Adiponitrile

Administrative data

Endpoint:

in vivo mammalian somatic cell study: cytogenicity / bone marrow chromosome aberration

Remarks:

Type of genotoxicity: chromosome aberration

Type of information:

experimental study

Adequacy of study:

key study

Study period:

1984 to 1985

Reliability:

1 (reliable without restriction)

Rationale for reliability incl. deficiencies:

other: Outlined protocol was followed.

Data source

Materials and methods

GLP compliance:

yes (incl. QA statement)

Type of assay:

chromosome aberration assay

Test material

Test animals

Species:

rat

Strain:

Sprague-Dawley

Sex:

male/female

Details on test animals or test system and environmental conditions:

83 male and 83 female albino rats approximately 46-51 days old received from Charles River Breeding Laboratories Inc., Kingston, New York. Animals were acclimated to laboratory conditions for 12 days prior to initiation of the study, housed individually in wire-mesh cages with food and water available ad libitum. 12 hours light and 12 hours dark diurnal cycle was maintained. Relative humidity and temperature were monitored daily.

Administration / exposure

Route of administration:

oral: gavage

Vehicle:

Isotonic saline for initial dosing. Follow-up dosing with corn oil.

Details on exposure:

A single dose of the test material was administered by oral gavage to two groups of 15 male and 15 female rats at levels of 0 and 300 mg/kg of body weight.

Frequency of treatment:

Single

No. of animals per sex per dose:

15 female 15 male corn oil
5 female 5 male Cyclophosphamide (40 mg/kg)
15 female 15 male Adiponitrile (300mg/kg)

Examinations

Tissues and cell types examined:

Bone marrow cells.

Details of tissue and slide preparation:

Cells processed according to modified techniques described by Evans (1976) and Killian, et al. (1977). Collected from both gemurs of each animal by aspiration into 5 ml of Hank's Balanced Salt Solution prewarmed to 37°C. Aspirate centrifuged for 5 minutes at 11 rpm, supernate decanted and 5.0 ml of prewarmed 37°C 0.075M KCl was added. After 25 minutes, five drops of freshly prepared fixative was added. Tubes immediately capped, gently inverted and centrifuged for 5 minutes at 1100 rpm. Supernate was decanted and 5 ml of fixative were added slowly down the sides of the rube. Tubes resuspended and recentrifuged for 5 minutes. Supernate was discarded and new addition of 5 ml of fixative was added, cells washe once more with fixative then refridgerated. Chilled preparation centrifuded at 1100 rpm for 5 minutes, supernate decanted, suspended in 0.5-2ml fixative. Final suspension dispersed onto precleaned glass microscope sildes and air-dried. 2-4 slides were made for each animal and marked.

Evaluation criteria:

Abberations characterized:
Chromatid breaks
chromosome breaks
Chromatid and chromosome gaps.

Data supplied:
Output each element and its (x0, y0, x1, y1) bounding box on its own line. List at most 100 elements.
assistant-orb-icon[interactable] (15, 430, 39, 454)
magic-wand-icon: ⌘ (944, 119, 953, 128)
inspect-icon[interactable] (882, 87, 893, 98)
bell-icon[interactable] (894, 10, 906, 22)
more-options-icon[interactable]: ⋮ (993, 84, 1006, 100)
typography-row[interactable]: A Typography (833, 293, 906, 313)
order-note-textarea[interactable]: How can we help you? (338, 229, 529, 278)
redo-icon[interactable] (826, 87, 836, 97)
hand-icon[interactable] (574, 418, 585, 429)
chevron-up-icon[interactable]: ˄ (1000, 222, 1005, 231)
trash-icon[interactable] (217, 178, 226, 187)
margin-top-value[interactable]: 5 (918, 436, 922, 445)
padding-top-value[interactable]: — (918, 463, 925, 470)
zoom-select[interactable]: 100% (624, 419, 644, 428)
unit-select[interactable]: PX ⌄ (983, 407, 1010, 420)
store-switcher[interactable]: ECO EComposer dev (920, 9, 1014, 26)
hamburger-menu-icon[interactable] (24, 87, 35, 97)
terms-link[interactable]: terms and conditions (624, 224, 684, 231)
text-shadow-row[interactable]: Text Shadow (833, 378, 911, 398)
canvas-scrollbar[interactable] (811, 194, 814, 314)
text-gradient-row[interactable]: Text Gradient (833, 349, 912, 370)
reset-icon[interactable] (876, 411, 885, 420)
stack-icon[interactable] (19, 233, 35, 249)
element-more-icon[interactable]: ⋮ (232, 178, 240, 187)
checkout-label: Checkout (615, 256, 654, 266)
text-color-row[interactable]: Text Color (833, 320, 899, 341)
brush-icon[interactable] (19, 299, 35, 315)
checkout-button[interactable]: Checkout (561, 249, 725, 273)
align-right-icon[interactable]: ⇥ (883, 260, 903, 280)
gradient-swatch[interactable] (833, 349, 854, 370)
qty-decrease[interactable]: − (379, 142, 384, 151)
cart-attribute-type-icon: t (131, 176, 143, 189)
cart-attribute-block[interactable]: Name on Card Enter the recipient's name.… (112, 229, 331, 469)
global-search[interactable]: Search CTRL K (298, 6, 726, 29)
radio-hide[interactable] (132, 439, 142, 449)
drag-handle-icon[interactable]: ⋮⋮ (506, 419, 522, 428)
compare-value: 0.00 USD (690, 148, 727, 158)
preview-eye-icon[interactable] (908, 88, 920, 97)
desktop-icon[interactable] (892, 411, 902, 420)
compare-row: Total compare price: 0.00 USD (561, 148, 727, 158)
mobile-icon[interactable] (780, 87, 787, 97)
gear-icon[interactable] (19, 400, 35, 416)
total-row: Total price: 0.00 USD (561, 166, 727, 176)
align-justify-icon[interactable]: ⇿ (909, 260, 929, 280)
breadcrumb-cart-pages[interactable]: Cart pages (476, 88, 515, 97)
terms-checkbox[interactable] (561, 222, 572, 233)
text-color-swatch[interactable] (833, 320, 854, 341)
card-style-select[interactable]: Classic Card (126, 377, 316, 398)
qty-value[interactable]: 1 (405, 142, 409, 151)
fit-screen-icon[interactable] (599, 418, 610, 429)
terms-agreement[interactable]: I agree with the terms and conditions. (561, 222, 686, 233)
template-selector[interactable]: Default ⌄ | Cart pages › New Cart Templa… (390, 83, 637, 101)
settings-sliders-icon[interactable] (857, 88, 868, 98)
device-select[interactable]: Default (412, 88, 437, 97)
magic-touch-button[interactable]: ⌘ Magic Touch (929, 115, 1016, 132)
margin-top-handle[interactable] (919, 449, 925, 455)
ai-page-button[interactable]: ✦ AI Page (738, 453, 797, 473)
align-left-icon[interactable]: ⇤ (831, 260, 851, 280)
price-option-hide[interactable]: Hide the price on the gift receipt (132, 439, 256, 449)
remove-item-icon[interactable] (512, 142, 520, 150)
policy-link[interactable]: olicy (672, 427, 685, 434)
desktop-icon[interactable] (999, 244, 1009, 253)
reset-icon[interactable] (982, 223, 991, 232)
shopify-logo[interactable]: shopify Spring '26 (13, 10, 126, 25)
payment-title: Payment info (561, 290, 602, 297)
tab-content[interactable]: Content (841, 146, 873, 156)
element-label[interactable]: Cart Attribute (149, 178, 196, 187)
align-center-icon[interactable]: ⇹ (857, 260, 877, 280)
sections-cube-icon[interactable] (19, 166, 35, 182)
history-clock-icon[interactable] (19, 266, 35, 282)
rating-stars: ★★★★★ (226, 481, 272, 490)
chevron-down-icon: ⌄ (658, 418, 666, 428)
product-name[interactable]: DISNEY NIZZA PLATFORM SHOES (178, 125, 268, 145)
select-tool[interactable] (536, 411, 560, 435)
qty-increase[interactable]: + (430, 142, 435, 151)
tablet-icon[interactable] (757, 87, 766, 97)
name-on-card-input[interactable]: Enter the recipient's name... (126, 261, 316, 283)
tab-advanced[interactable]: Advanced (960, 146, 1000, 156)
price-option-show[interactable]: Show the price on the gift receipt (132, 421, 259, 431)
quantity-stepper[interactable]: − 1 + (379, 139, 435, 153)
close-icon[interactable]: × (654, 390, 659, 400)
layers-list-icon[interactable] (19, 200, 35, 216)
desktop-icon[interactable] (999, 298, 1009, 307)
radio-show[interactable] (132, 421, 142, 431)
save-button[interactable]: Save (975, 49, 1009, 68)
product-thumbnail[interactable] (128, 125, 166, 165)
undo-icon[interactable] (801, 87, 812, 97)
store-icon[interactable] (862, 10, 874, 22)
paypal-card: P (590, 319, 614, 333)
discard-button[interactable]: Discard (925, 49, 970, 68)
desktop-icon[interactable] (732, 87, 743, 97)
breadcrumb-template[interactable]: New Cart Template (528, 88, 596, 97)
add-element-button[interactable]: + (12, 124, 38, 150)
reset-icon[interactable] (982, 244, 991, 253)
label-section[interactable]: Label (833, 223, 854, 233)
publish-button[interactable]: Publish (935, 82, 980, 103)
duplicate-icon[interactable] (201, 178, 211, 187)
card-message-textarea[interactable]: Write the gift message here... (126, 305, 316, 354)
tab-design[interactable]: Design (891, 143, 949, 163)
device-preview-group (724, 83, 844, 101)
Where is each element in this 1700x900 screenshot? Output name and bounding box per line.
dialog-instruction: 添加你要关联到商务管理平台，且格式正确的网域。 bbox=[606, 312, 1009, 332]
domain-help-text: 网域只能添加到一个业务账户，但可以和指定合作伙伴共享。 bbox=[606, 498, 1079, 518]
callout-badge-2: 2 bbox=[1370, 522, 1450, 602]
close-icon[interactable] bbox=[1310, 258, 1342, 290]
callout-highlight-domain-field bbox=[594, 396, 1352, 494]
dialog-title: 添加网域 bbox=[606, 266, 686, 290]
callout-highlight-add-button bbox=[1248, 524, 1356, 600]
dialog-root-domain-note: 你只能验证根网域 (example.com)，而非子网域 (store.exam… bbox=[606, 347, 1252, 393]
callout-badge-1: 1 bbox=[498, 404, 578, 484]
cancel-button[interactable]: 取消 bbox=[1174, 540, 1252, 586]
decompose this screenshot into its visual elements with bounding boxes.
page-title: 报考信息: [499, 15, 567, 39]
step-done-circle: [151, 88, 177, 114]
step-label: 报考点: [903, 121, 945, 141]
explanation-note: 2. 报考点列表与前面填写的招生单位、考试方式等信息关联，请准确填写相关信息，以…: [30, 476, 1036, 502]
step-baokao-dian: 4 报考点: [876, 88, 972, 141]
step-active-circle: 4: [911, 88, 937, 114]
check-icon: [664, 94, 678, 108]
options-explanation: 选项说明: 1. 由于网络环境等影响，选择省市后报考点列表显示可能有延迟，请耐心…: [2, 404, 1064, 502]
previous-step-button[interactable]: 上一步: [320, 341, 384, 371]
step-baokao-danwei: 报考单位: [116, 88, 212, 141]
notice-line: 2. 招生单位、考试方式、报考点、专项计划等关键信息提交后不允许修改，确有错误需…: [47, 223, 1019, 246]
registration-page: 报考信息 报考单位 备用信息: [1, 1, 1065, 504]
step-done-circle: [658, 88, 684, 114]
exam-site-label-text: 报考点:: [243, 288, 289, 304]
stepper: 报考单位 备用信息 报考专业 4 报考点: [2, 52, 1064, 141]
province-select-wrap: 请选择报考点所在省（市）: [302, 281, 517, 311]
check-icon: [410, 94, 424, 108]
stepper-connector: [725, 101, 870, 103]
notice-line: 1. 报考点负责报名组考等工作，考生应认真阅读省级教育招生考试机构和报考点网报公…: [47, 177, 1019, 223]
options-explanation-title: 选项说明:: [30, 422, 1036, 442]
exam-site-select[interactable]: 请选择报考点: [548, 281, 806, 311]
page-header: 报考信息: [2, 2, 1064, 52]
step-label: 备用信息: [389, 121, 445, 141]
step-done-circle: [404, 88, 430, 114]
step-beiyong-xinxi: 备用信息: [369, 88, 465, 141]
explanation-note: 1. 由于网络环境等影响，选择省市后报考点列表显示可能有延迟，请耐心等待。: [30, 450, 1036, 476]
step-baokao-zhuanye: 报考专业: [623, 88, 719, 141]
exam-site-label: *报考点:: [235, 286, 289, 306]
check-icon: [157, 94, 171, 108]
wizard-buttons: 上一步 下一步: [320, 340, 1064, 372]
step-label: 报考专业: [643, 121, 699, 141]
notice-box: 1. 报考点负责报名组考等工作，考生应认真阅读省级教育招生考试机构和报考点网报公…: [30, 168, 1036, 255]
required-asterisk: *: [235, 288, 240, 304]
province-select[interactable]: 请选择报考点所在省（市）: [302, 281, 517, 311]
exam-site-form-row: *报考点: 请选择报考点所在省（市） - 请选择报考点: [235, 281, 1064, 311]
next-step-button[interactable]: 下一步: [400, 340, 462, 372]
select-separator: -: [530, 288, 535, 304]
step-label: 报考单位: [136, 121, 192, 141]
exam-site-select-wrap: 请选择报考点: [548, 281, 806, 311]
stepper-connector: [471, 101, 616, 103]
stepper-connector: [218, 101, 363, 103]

Task description:
Please quote the adiponitrile study text above word for word, from "1 (reliable without" up to and including "(incl. QA statement)".

Solved problem:
1 (reliable without restriction)

Rationale for reliability incl. deficiencies:

other: Outlined protocol was followed.

Data source

Materials and methods

GLP compliance:

yes (incl. QA statement)